» **Work to complete**:
Answer with a single number, the count of lines holding the word "block".

» **Material for this exercise**:

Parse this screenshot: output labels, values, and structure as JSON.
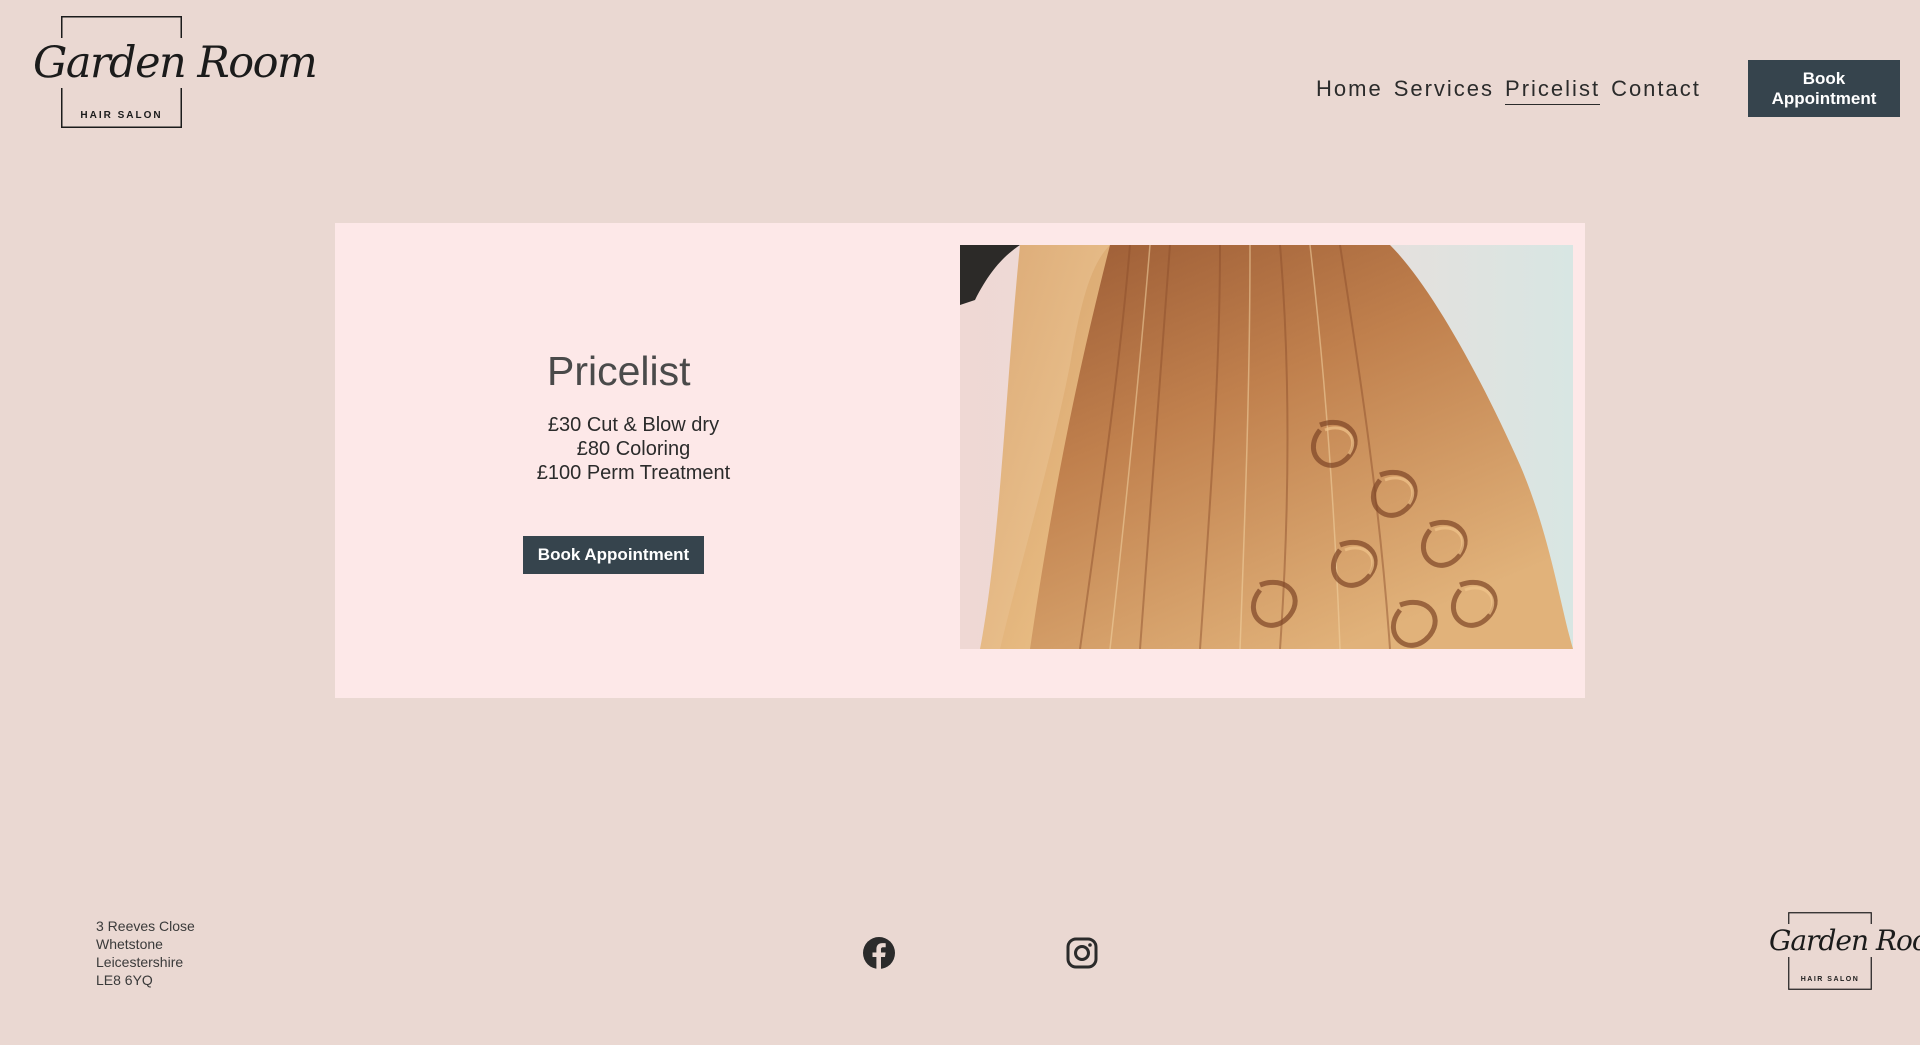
{
  "header": {
    "logo": {
      "script": "Garden Room",
      "subtitle": "HAIR SALON"
    },
    "nav": [
      {
        "label": "Home",
        "active": false
      },
      {
        "label": "Services",
        "active": false
      },
      {
        "label": "Pricelist",
        "active": true
      },
      {
        "label": "Contact",
        "active": false
      }
    ],
    "book_label": "Book\nAppointment"
  },
  "main": {
    "title": "Pricelist",
    "prices": [
      "£30 Cut & Blow dry",
      "£80 Coloring",
      "£100 Perm Treatment"
    ],
    "book_label": "Book Appointment"
  },
  "footer": {
    "address": [
      "3 Reeves Close",
      "Whetstone",
      "Leicestershire",
      "LE8 6YQ"
    ],
    "social": [
      "facebook-icon",
      "instagram-icon"
    ],
    "logo": {
      "script": "Garden Room",
      "subtitle": "HAIR SALON"
    }
  },
  "colors": {
    "background": "#ead8d2",
    "card": "#fde8e8",
    "button": "#36444d",
    "button_text": "#ffffff"
  }
}
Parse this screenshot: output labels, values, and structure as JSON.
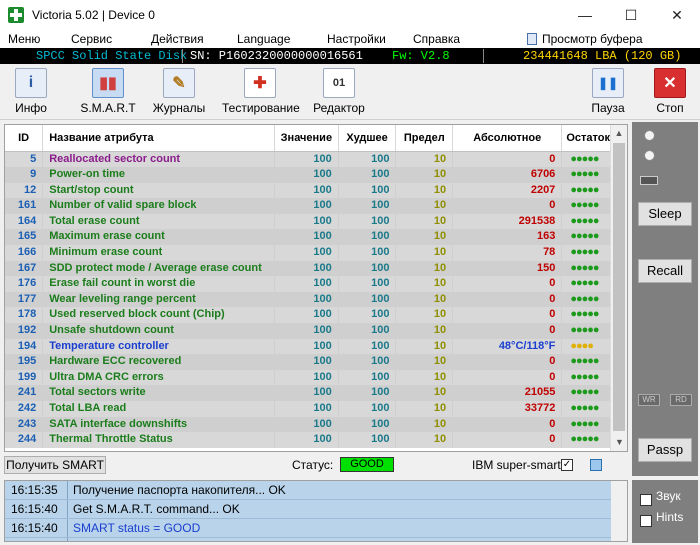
{
  "window": {
    "title": "Victoria 5.02 | Device 0",
    "controls": [
      "—",
      "☐",
      "✕"
    ]
  },
  "menu": {
    "items": [
      "Меню",
      "Сервис",
      "Действия",
      "Language",
      "Настройки",
      "Справка"
    ],
    "clipboard_view": "Просмотр буфера"
  },
  "infobar": {
    "disk": "SPCC Solid State Disk",
    "serial": "SN: P1602320000000016561",
    "firmware": "Fw: V2.8",
    "capacity": "234441648 LBA (120 GB)"
  },
  "toolbar": {
    "left": [
      {
        "label": "Инфо",
        "icon": "i"
      },
      {
        "label": "S.M.A.R.T",
        "icon": "▮▮"
      },
      {
        "label": "Журналы",
        "icon": "✎"
      },
      {
        "label": "Тестирование",
        "icon": "✚"
      },
      {
        "label": "Редактор",
        "icon": "01"
      }
    ],
    "right": [
      {
        "label": "Пауза",
        "icon": "❚❚"
      },
      {
        "label": "Стоп",
        "icon": "✕"
      }
    ]
  },
  "table": {
    "columns": [
      "ID",
      "Название атрибута",
      "Значение",
      "Худшее",
      "Предел",
      "Абсолютное",
      "Остаток"
    ],
    "rows": [
      {
        "id": "5",
        "name": "Reallocated sector count",
        "value": "100",
        "worst": "100",
        "threshold": "10",
        "raw": "0",
        "health": "●●●●●",
        "name_color": "#8b1c8b"
      },
      {
        "id": "9",
        "name": "Power-on time",
        "value": "100",
        "worst": "100",
        "threshold": "10",
        "raw": "6706",
        "health": "●●●●●"
      },
      {
        "id": "12",
        "name": "Start/stop count",
        "value": "100",
        "worst": "100",
        "threshold": "10",
        "raw": "2207",
        "health": "●●●●●"
      },
      {
        "id": "161",
        "name": "Number of valid spare block",
        "value": "100",
        "worst": "100",
        "threshold": "10",
        "raw": "0",
        "health": "●●●●●"
      },
      {
        "id": "164",
        "name": "Total erase count",
        "value": "100",
        "worst": "100",
        "threshold": "10",
        "raw": "291538",
        "health": "●●●●●"
      },
      {
        "id": "165",
        "name": "Maximum erase count",
        "value": "100",
        "worst": "100",
        "threshold": "10",
        "raw": "163",
        "health": "●●●●●"
      },
      {
        "id": "166",
        "name": "Minimum erase count",
        "value": "100",
        "worst": "100",
        "threshold": "10",
        "raw": "78",
        "health": "●●●●●"
      },
      {
        "id": "167",
        "name": "SDD protect mode / Average erase count",
        "value": "100",
        "worst": "100",
        "threshold": "10",
        "raw": "150",
        "health": "●●●●●"
      },
      {
        "id": "176",
        "name": "Erase fail count in worst die",
        "value": "100",
        "worst": "100",
        "threshold": "10",
        "raw": "0",
        "health": "●●●●●"
      },
      {
        "id": "177",
        "name": "Wear leveling range percent",
        "value": "100",
        "worst": "100",
        "threshold": "10",
        "raw": "0",
        "health": "●●●●●"
      },
      {
        "id": "178",
        "name": "Used reserved block count (Chip)",
        "value": "100",
        "worst": "100",
        "threshold": "10",
        "raw": "0",
        "health": "●●●●●"
      },
      {
        "id": "192",
        "name": "Unsafe shutdown count",
        "value": "100",
        "worst": "100",
        "threshold": "10",
        "raw": "0",
        "health": "●●●●●"
      },
      {
        "id": "194",
        "name": "Temperature controller",
        "value": "100",
        "worst": "100",
        "threshold": "10",
        "raw": "48°C/118°F",
        "health": "●●●●",
        "name_color": "#1a3fd0",
        "raw_color": "#1a3fd0",
        "health_color": "#e0b000"
      },
      {
        "id": "195",
        "name": "Hardware ECC recovered",
        "value": "100",
        "worst": "100",
        "threshold": "10",
        "raw": "0",
        "health": "●●●●●"
      },
      {
        "id": "199",
        "name": "Ultra DMA CRC errors",
        "value": "100",
        "worst": "100",
        "threshold": "10",
        "raw": "0",
        "health": "●●●●●"
      },
      {
        "id": "241",
        "name": "Total sectors write",
        "value": "100",
        "worst": "100",
        "threshold": "10",
        "raw": "21055",
        "health": "●●●●●"
      },
      {
        "id": "242",
        "name": "Total LBA read",
        "value": "100",
        "worst": "100",
        "threshold": "10",
        "raw": "33772",
        "health": "●●●●●"
      },
      {
        "id": "243",
        "name": "SATA interface downshifts",
        "value": "100",
        "worst": "100",
        "threshold": "10",
        "raw": "0",
        "health": "●●●●●"
      },
      {
        "id": "244",
        "name": "Thermal Throttle Status",
        "value": "100",
        "worst": "100",
        "threshold": "10",
        "raw": "0",
        "health": "●●●●●"
      }
    ]
  },
  "status": {
    "get_smart_button": "Получить SMART",
    "label": "Статус:",
    "value": "GOOD",
    "ibm_label": "IBM super-smart:",
    "ibm_checked": "✓"
  },
  "log": [
    {
      "time": "16:15:35",
      "message": "Получение паспорта накопителя... OK"
    },
    {
      "time": "16:15:40",
      "message": "Get S.M.A.R.T. command... OK"
    },
    {
      "time": "16:15:40",
      "message": "SMART status = GOOD",
      "color": "#1a3fd0"
    }
  ],
  "sidebar": {
    "sleep": "Sleep",
    "recall": "Recall",
    "passp": "Passp",
    "wr": "WR",
    "rd": "RD"
  },
  "options": {
    "sound": "Звук",
    "hints": "Hints",
    "sound_checked": "✓",
    "hints_checked": "✓"
  },
  "colors": {
    "good": "#00e000",
    "log_bg": "#b8d3ea",
    "info_disk": "#00bcd4",
    "info_sn": "#ffffff",
    "info_fw": "#00ff00",
    "info_cap": "#ffd700"
  }
}
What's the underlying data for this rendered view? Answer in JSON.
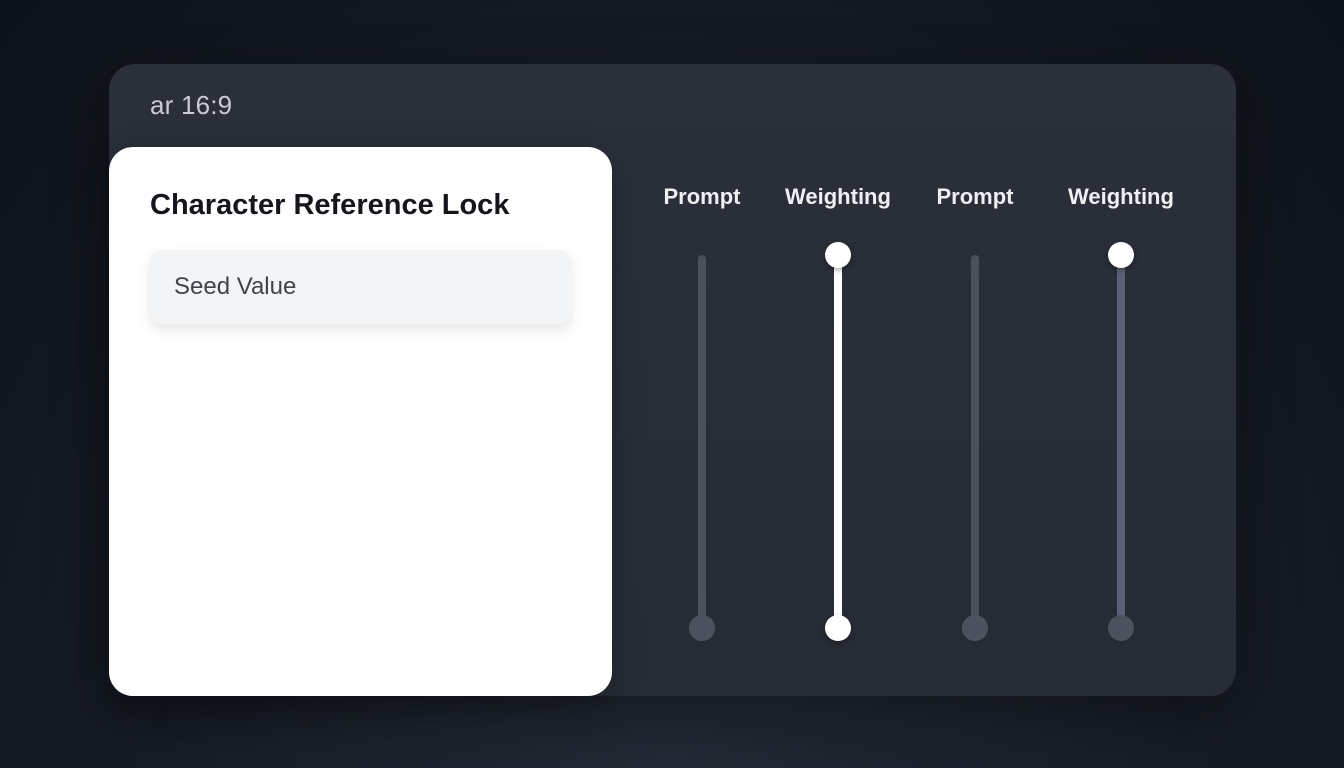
{
  "header": {
    "aspect_ratio": "ar 16:9"
  },
  "card": {
    "title": "Character Reference Lock",
    "seed_field": {
      "value": "Seed Value"
    }
  },
  "sliders": [
    {
      "label": "Prompt",
      "level": 0.0,
      "active": false,
      "style": "none"
    },
    {
      "label": "Weighting",
      "level": 1.0,
      "active": true,
      "style": "bright"
    },
    {
      "label": "Prompt",
      "level": 0.0,
      "active": false,
      "style": "none"
    },
    {
      "label": "Weighting",
      "level": 1.0,
      "active": true,
      "style": "dim"
    }
  ],
  "colors": {
    "background": "#161b25",
    "panel": "#282d37",
    "card": "#ffffff",
    "accent": "#ffffff",
    "track": "#4a505c"
  }
}
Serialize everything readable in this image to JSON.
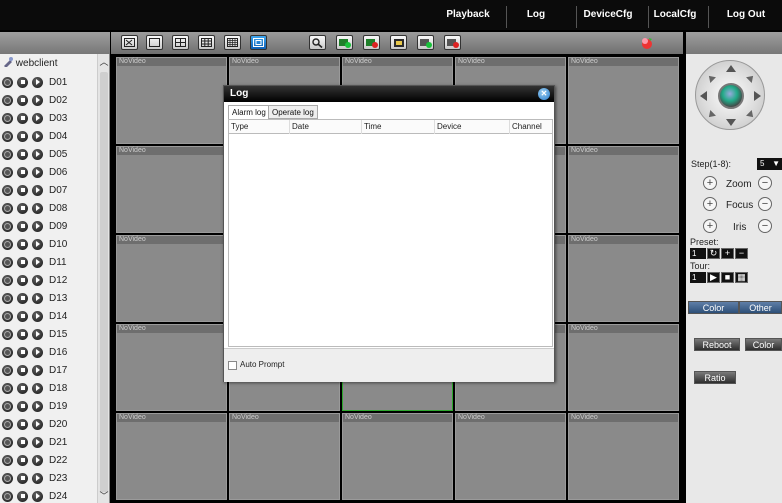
{
  "menu": {
    "items": [
      "Playback",
      "Log",
      "DeviceCfg",
      "LocalCfg",
      "Log Out"
    ]
  },
  "devices": {
    "root": "webclient",
    "items": [
      "D01",
      "D02",
      "D03",
      "D04",
      "D05",
      "D06",
      "D07",
      "D08",
      "D09",
      "D10",
      "D11",
      "D12",
      "D13",
      "D14",
      "D15",
      "D16",
      "D17",
      "D18",
      "D19",
      "D20",
      "D21",
      "D22",
      "D23",
      "D24"
    ]
  },
  "grid": {
    "cell_label": "NoVideo"
  },
  "ptz": {
    "step_label": "Step(1-8):",
    "step_value": "5",
    "zoom_label": "Zoom",
    "focus_label": "Focus",
    "iris_label": "Iris",
    "preset_label": "Preset:",
    "preset_value": "1",
    "tour_label": "Tour:",
    "tour_value": "1",
    "color_tab": "Color",
    "other_tab": "Other",
    "reboot_label": "Reboot",
    "color_label": "Color",
    "ratio_label": "Ratio"
  },
  "log_dialog": {
    "title": "Log",
    "tabs": [
      "Alarm log",
      "Operate log"
    ],
    "columns": [
      "Type",
      "Date",
      "Time",
      "Device",
      "Channel"
    ],
    "auto_prompt": "Auto Prompt"
  },
  "colors": {
    "accent": "#2a7fd0",
    "selected_cell": "#2ea82e"
  }
}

» **Response to this task**:
2